# START OF Dataset content
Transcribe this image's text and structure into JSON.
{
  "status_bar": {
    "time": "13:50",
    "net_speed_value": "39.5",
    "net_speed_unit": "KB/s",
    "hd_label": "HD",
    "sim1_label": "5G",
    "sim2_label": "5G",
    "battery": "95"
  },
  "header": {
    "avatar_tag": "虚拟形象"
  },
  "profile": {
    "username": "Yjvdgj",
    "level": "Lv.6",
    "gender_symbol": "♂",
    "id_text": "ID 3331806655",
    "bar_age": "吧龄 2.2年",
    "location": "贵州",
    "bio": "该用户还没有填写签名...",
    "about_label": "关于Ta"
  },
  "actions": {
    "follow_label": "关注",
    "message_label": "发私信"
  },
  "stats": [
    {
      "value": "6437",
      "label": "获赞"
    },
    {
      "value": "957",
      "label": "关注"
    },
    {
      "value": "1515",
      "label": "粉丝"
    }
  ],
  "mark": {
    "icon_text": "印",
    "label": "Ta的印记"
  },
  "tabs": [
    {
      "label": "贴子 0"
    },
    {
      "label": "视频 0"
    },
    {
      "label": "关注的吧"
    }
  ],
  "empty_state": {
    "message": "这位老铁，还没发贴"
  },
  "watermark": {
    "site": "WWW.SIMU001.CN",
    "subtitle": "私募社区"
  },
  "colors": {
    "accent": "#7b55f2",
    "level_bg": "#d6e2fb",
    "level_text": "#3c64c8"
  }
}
# END OF Dataset content
**Job**
Your task is to reproduce the whole listing exactly.

**Finished task**
Transcribe this image's text and structure into JSON.
{
  "status_bar": {
    "time": "13:50",
    "net_speed_value": "39.5",
    "net_speed_unit": "KB/s",
    "hd_label": "HD",
    "sim1_label": "5G",
    "sim2_label": "5G",
    "battery": "95"
  },
  "header": {
    "avatar_tag": "虚拟形象"
  },
  "profile": {
    "username": "Yjvdgj",
    "level": "Lv.6",
    "gender_symbol": "♂",
    "id_text": "ID 3331806655",
    "bar_age": "吧龄 2.2年",
    "location": "贵州",
    "bio": "该用户还没有填写签名...",
    "about_label": "关于Ta"
  },
  "actions": {
    "follow_label": "关注",
    "message_label": "发私信"
  },
  "stats": [
    {
      "value": "6437",
      "label": "获赞"
    },
    {
      "value": "957",
      "label": "关注"
    },
    {
      "value": "1515",
      "label": "粉丝"
    }
  ],
  "mark": {
    "icon_text": "印",
    "label": "Ta的印记"
  },
  "tabs": [
    {
      "label": "贴子 0"
    },
    {
      "label": "视频 0"
    },
    {
      "label": "关注的吧"
    }
  ],
  "empty_state": {
    "message": "这位老铁，还没发贴"
  },
  "watermark": {
    "site": "WWW.SIMU001.CN",
    "subtitle": "私募社区"
  },
  "colors": {
    "accent": "#7b55f2",
    "level_bg": "#d6e2fb",
    "level_text": "#3c64c8"
  }
}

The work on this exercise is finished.